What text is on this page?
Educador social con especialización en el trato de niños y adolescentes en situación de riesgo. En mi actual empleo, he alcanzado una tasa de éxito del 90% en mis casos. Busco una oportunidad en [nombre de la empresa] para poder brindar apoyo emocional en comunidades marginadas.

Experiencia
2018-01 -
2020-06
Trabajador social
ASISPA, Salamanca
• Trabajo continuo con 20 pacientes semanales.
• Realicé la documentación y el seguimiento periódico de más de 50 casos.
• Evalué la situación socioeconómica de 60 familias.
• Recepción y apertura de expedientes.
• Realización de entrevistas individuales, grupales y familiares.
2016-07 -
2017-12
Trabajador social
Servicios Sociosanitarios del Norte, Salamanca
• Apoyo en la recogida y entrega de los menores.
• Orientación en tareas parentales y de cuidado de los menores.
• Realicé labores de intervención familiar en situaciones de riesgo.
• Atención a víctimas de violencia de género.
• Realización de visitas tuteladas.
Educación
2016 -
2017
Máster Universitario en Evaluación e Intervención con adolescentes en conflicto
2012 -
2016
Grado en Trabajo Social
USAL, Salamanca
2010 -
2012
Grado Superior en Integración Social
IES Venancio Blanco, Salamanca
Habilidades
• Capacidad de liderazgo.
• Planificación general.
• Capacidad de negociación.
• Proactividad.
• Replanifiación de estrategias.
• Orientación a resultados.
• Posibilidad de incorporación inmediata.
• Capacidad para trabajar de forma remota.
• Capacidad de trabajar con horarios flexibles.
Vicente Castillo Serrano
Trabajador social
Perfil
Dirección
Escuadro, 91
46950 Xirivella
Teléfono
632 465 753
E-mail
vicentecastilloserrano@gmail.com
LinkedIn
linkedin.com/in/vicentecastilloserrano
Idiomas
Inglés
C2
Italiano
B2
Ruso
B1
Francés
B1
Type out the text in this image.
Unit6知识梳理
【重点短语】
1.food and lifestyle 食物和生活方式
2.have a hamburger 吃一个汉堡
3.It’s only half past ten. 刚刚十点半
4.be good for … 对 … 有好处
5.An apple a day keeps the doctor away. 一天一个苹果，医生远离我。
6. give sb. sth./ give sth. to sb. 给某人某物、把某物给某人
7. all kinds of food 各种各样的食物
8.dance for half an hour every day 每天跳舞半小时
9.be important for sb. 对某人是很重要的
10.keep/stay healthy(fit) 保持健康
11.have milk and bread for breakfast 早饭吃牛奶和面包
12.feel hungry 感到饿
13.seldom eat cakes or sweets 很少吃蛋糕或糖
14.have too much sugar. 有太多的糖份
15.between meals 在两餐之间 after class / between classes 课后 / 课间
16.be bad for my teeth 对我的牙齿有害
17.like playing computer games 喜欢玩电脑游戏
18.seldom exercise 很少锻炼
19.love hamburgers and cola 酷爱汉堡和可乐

# # #

Task to complete: Output all records verbatim.

Answer in full:
What text is on this page?
Educador social con especialización en el trato de niños y adolescentes en situación de riesgo. En mi actual empleo, he alcanzado una tasa de éxito del 90% en mis casos. Busco una oportunidad en [nombre de la empresa] para poder brindar apoyo emocional en comunidades marginadas.

Experiencia
2018-01 -
2020-06
Trabajador social
ASISPA, Salamanca
• Trabajo continuo con 20 pacientes semanales.
• Realicé la documentación y el seguimiento periódico de más de 50 casos.
• Evalué la situación socioeconómica de 60 familias.
• Recepción y apertura de expedientes.
• Realización de entrevistas individuales, grupales y familiares.
2016-07 -
2017-12
Trabajador social
Servicios Sociosanitarios del Norte, Salamanca
• Apoyo en la recogida y entrega de los menores.
• Orientación en tareas parentales y de cuidado de los menores.
• Realicé labores de intervención familiar en situaciones de riesgo.
• Atención a víctimas de violencia de género.
• Realización de visitas tuteladas.
Educación
2016 -
2017
Máster Universitario en Evaluación e Intervención con adolescentes en conflicto
2012 -
2016
Grado en Trabajo Social
USAL, Salamanca
2010 -
2012
Grado Superior en Integración Social
IES Venancio Blanco, Salamanca
Habilidades
• Capacidad de liderazgo.
• Planificación general.
• Capacidad de negociación.
• Proactividad.
• Replanifiación de estrategias.
• Orientación a resultados.
• Posibilidad de incorporación inmediata.
• Capacidad para trabajar de forma remota.
• Capacidad de trabajar con horarios flexibles.
Vicente Castillo Serrano
Trabajador social
Perfil
Dirección
Escuadro, 91
46950 Xirivella
Teléfono
632 465 753
E-mail
vicentecastilloserrano@gmail.com
LinkedIn
linkedin.com/in/vicentecastilloserrano
Idiomas
Inglés
C2
Italiano
B2
Ruso
B1
Francés
B1
Type out the text in this image.
Unit6知识梳理
【重点短语】
1.food and lifestyle 食物和生活方式
2.have a hamburger 吃一个汉堡
3.It’s only half past ten. 刚刚十点半
4.be good for … 对 … 有好处
5.An apple a day keeps the doctor away. 一天一个苹果，医生远离我。
6. give sb. sth./ give sth. to sb. 给某人某物、把某物给某人
7. all kinds of food 各种各样的食物
8.dance for half an hour every day 每天跳舞半小时
9.be important for sb. 对某人是很重要的
10.keep/stay healthy(fit) 保持健康
11.have milk and bread for breakfast 早饭吃牛奶和面包
12.feel hungry 感到饿
13.seldom eat cakes or sweets 很少吃蛋糕或糖
14.have too much sugar. 有太多的糖份
15.between meals 在两餐之间 after class / between classes 课后 / 课间
16.be bad for my teeth 对我的牙齿有害
17.like playing computer games 喜欢玩电脑游戏
18.seldom exercise 很少锻炼
19.love hamburgers and cola 酷爱汉堡和可乐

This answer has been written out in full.